Written task:
Return every line of the material below that contains the string "trans", treating uppercase and lowercase as different.

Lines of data
>> Start

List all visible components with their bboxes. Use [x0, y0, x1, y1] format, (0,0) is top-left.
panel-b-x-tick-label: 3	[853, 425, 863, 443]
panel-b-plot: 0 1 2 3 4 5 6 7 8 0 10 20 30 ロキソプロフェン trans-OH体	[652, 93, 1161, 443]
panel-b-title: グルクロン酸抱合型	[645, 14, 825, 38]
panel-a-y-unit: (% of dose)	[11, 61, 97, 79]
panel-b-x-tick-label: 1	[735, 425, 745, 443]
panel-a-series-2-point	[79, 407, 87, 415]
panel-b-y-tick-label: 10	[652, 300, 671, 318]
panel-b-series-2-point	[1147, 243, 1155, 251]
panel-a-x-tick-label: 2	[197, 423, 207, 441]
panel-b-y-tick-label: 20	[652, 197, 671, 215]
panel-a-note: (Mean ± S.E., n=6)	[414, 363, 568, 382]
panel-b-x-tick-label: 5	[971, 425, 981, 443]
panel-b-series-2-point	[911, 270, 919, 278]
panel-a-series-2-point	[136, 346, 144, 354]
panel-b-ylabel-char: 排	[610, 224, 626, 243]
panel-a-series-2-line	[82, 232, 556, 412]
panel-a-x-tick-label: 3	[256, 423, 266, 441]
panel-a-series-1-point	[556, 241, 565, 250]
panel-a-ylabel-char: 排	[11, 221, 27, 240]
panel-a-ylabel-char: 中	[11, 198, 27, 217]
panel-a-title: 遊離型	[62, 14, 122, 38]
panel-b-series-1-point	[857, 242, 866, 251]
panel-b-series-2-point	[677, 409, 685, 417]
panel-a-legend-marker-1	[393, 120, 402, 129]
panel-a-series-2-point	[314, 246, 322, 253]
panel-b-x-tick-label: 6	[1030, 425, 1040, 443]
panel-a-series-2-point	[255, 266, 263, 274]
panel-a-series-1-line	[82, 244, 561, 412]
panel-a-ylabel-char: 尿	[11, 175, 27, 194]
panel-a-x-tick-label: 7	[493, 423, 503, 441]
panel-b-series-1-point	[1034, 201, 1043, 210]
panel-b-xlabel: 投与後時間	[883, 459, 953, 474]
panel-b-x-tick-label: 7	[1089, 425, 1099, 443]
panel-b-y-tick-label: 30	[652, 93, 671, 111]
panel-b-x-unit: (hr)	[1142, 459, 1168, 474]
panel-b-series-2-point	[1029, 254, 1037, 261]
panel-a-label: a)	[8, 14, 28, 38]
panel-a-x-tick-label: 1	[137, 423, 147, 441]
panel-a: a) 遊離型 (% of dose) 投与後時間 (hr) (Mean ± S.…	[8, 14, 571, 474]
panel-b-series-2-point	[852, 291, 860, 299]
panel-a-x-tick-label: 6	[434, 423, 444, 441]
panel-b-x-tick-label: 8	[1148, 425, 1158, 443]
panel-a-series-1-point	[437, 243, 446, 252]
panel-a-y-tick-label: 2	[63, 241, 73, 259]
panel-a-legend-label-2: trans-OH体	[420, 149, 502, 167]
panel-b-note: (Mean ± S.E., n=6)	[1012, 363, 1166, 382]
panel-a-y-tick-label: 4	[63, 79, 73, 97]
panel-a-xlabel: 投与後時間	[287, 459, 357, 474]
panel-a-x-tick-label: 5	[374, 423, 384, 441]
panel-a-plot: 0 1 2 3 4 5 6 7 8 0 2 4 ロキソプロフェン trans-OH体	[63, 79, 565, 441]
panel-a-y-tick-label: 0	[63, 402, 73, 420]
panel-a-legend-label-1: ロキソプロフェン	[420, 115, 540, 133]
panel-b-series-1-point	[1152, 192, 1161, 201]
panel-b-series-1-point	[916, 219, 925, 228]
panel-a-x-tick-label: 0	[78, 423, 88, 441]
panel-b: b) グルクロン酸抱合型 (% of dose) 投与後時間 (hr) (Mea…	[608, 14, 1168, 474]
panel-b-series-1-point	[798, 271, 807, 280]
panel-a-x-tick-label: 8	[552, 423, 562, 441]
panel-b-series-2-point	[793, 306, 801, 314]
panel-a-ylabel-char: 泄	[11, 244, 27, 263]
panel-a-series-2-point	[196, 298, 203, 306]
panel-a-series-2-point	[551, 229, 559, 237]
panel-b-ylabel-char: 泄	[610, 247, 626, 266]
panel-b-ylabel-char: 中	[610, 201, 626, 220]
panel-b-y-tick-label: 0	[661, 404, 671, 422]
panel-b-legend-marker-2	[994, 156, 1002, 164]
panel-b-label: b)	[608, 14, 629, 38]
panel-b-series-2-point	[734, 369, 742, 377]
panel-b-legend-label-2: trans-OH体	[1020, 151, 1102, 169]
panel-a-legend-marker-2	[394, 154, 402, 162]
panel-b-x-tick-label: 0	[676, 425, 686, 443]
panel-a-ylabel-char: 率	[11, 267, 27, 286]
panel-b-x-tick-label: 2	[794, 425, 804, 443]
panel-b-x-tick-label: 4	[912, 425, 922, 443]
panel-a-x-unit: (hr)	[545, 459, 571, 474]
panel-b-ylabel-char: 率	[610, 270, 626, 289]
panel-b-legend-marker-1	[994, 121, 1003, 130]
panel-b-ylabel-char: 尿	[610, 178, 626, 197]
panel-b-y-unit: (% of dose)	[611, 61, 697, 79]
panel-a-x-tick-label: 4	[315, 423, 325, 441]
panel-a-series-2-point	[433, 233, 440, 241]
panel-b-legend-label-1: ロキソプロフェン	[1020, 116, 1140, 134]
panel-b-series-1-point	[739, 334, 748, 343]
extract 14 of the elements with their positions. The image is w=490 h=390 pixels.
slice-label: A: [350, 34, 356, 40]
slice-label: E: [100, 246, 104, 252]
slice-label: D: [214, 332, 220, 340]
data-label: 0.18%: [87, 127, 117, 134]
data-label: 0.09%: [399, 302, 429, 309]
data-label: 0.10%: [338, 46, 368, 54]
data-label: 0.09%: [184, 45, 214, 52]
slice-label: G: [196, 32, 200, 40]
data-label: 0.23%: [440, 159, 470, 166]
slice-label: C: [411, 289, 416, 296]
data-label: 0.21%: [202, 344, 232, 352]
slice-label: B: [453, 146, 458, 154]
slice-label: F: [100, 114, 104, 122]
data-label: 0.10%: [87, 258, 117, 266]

>> End

Solution to this problem:
panel-b-plot: 0 1 2 3 4 5 6 7 8 0 10 20 30 ロキソプロフェン trans-OH体	[652, 93, 1161, 443]
panel-a-legend-label-2: trans-OH体	[420, 149, 502, 167]
panel-a-plot: 0 1 2 3 4 5 6 7 8 0 2 4 ロキソプロフェン trans-OH体	[63, 79, 565, 441]
panel-b-legend-label-2: trans-OH体	[1020, 151, 1102, 169]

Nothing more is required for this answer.